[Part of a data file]

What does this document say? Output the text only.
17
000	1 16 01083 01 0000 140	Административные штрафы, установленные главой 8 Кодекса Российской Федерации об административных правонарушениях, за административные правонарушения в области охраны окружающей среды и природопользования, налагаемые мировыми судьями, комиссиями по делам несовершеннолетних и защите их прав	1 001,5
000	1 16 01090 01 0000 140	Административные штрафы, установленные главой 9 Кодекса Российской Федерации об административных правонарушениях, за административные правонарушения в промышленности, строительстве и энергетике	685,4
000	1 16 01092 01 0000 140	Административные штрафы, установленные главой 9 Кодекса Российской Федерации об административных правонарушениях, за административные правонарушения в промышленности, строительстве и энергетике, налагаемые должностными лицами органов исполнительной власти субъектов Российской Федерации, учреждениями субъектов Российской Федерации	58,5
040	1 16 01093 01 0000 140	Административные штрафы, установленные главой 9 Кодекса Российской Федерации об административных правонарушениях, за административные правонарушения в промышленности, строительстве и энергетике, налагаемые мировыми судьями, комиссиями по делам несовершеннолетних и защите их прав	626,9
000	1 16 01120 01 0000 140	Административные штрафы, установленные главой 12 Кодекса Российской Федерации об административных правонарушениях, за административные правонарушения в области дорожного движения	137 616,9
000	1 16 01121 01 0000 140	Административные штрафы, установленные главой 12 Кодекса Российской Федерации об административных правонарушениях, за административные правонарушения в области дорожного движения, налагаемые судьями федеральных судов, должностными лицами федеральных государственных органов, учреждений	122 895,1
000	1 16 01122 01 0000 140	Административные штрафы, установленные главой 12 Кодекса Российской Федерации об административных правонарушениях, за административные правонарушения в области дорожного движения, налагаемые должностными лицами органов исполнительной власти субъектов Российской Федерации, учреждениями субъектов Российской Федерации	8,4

**Written instruction:**
Return the material exactly as it stands.

**Reply:**
What does this document say? Output the text only.
17
000	1 16 01083 01 0000 140	Административные штрафы, установленные главой 8 Кодекса Российской Федерации об административных правонарушениях, за административные правонарушения в области охраны окружающей среды и природопользования, налагаемые мировыми судьями, комиссиями по делам несовершеннолетних и защите их прав	1 001,5
000	1 16 01090 01 0000 140	Административные штрафы, установленные главой 9 Кодекса Российской Федерации об административных правонарушениях, за административные правонарушения в промышленности, строительстве и энергетике	685,4
000	1 16 01092 01 0000 140	Административные штрафы, установленные главой 9 Кодекса Российской Федерации об административных правонарушениях, за административные правонарушения в промышленности, строительстве и энергетике, налагаемые должностными лицами органов исполнительной власти субъектов Российской Федерации, учреждениями субъектов Российской Федерации	58,5
040	1 16 01093 01 0000 140	Административные штрафы, установленные главой 9 Кодекса Российской Федерации об административных правонарушениях, за административные правонарушения в промышленности, строительстве и энергетике, налагаемые мировыми судьями, комиссиями по делам несовершеннолетних и защите их прав	626,9
000	1 16 01120 01 0000 140	Административные штрафы, установленные главой 12 Кодекса Российской Федерации об административных правонарушениях, за административные правонарушения в области дорожного движения	137 616,9
000	1 16 01121 01 0000 140	Административные штрафы, установленные главой 12 Кодекса Российской Федерации об административных правонарушениях, за административные правонарушения в области дорожного движения, налагаемые судьями федеральных судов, должностными лицами федеральных государственных органов, учреждений	122 895,1
000	1 16 01122 01 0000 140	Административные штрафы, установленные главой 12 Кодекса Российской Федерации об административных правонарушениях, за административные правонарушения в области дорожного движения, налагаемые должностными лицами органов исполнительной власти субъектов Российской Федерации, учреждениями субъектов Российской Федерации	8,4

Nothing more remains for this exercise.